[What needs to be done]: In this exercise, return the whole listing exactly, excluding any images.

[Data for processing]:
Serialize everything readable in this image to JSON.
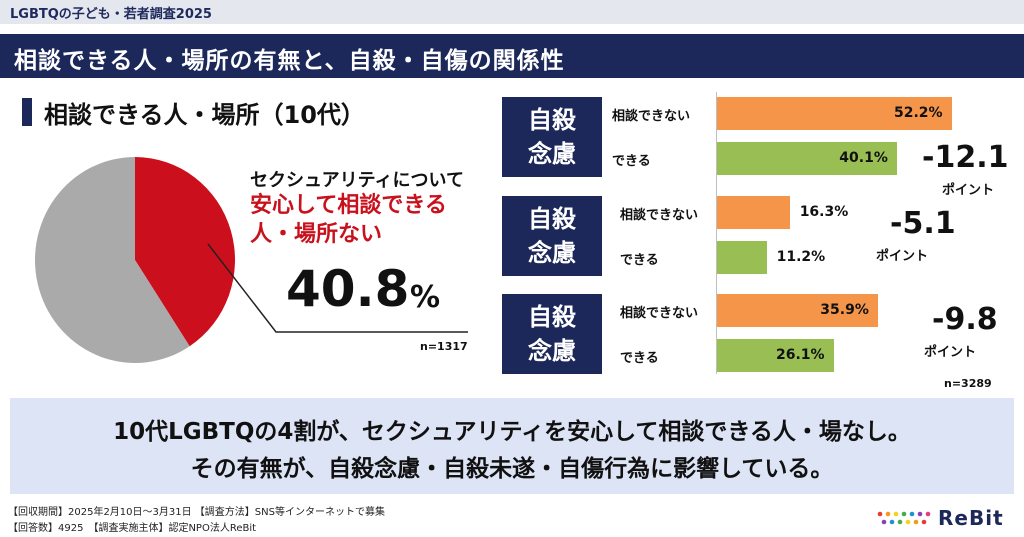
{
  "header": {
    "survey_title": "LGBTQの子ども・若者調査2025",
    "main_title": "相談できる人・場所の有無と、自殺・自傷の関係性"
  },
  "left": {
    "subtitle": "相談できる人・場所（10代）",
    "callout_line1": "セクシュアリティについて",
    "callout_line2": "安心して相談できる人・場所ない",
    "value": "40.8",
    "unit": "%",
    "n": "n=1317",
    "colors": {
      "highlight": "#cc0f1c",
      "rest": "#aaaaaa"
    }
  },
  "right": {
    "n": "n=3289",
    "colors": {
      "cannot": "#f5954a",
      "can": "#99be53",
      "label_bg": "#1c275a"
    }
  },
  "chart_data": [
    {
      "type": "pie",
      "title": "相談できる人・場所（10代）",
      "slices": [
        {
          "label": "セクシュアリティについて安心して相談できる人・場所ない",
          "value": 40.8
        },
        {
          "label": "",
          "value": 59.2
        }
      ]
    },
    {
      "type": "bar",
      "orientation": "horizontal",
      "categories": [
        "相談できない",
        "できる"
      ],
      "groups": [
        {
          "label": "自殺念慮",
          "values": [
            52.2,
            40.1
          ],
          "labels": [
            "52.2%",
            "40.1%"
          ],
          "diff": "-12.1",
          "diff_unit": "ポイント"
        },
        {
          "label": "自殺念慮",
          "values": [
            16.3,
            11.2
          ],
          "labels": [
            "16.3%",
            "11.2%"
          ],
          "diff": "-5.1",
          "diff_unit": "ポイント"
        },
        {
          "label": "自殺念慮",
          "values": [
            35.9,
            26.1
          ],
          "labels": [
            "35.9%",
            "26.1%"
          ],
          "diff": "-9.8",
          "diff_unit": "ポイント"
        }
      ]
    }
  ],
  "summary": {
    "line1": "10代LGBTQの4割が、セクシュアリティを安心して相談できる人・場なし。",
    "line2": "その有無が、自殺念慮・自殺未遂・自傷行為に影響している。"
  },
  "footer": {
    "line1": "【回収期間】2025年2月10日〜3月31日 【調査方法】SNS等インターネットで募集",
    "line2": "【回答数】4925　【調査実施主体】認定NPO法人ReBit",
    "logo_text": "ReBit"
  }
}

[Correct result]:
Serialize everything readable in this image to JSON.
{
  "header": {
    "survey_title": "LGBTQの子ども・若者調査2025",
    "main_title": "相談できる人・場所の有無と、自殺・自傷の関係性"
  },
  "left": {
    "subtitle": "相談できる人・場所（10代）",
    "callout_line1": "セクシュアリティについて",
    "callout_line2": "安心して相談できる人・場所ない",
    "value": "40.8",
    "unit": "%",
    "n": "n=1317",
    "colors": {
      "highlight": "#cc0f1c",
      "rest": "#aaaaaa"
    }
  },
  "right": {
    "n": "n=3289",
    "colors": {
      "cannot": "#f5954a",
      "can": "#99be53",
      "label_bg": "#1c275a"
    }
  },
  "chart_data": [
    {
      "type": "pie",
      "title": "相談できる人・場所（10代）",
      "slices": [
        {
          "label": "セクシュアリティについて安心して相談できる人・場所ない",
          "value": 40.8
        },
        {
          "label": "",
          "value": 59.2
        }
      ]
    },
    {
      "type": "bar",
      "orientation": "horizontal",
      "categories": [
        "相談できない",
        "できる"
      ],
      "groups": [
        {
          "label": "自殺念慮",
          "values": [
            52.2,
            40.1
          ],
          "labels": [
            "52.2%",
            "40.1%"
          ],
          "diff": "-12.1",
          "diff_unit": "ポイント"
        },
        {
          "label": "自殺念慮",
          "values": [
            16.3,
            11.2
          ],
          "labels": [
            "16.3%",
            "11.2%"
          ],
          "diff": "-5.1",
          "diff_unit": "ポイント"
        },
        {
          "label": "自殺念慮",
          "values": [
            35.9,
            26.1
          ],
          "labels": [
            "35.9%",
            "26.1%"
          ],
          "diff": "-9.8",
          "diff_unit": "ポイント"
        }
      ]
    }
  ],
  "summary": {
    "line1": "10代LGBTQの4割が、セクシュアリティを安心して相談できる人・場なし。",
    "line2": "その有無が、自殺念慮・自殺未遂・自傷行為に影響している。"
  },
  "footer": {
    "line1": "【回収期間】2025年2月10日〜3月31日 【調査方法】SNS等インターネットで募集",
    "line2": "【回答数】4925　【調査実施主体】認定NPO法人ReBit",
    "logo_text": "ReBit"
  }
}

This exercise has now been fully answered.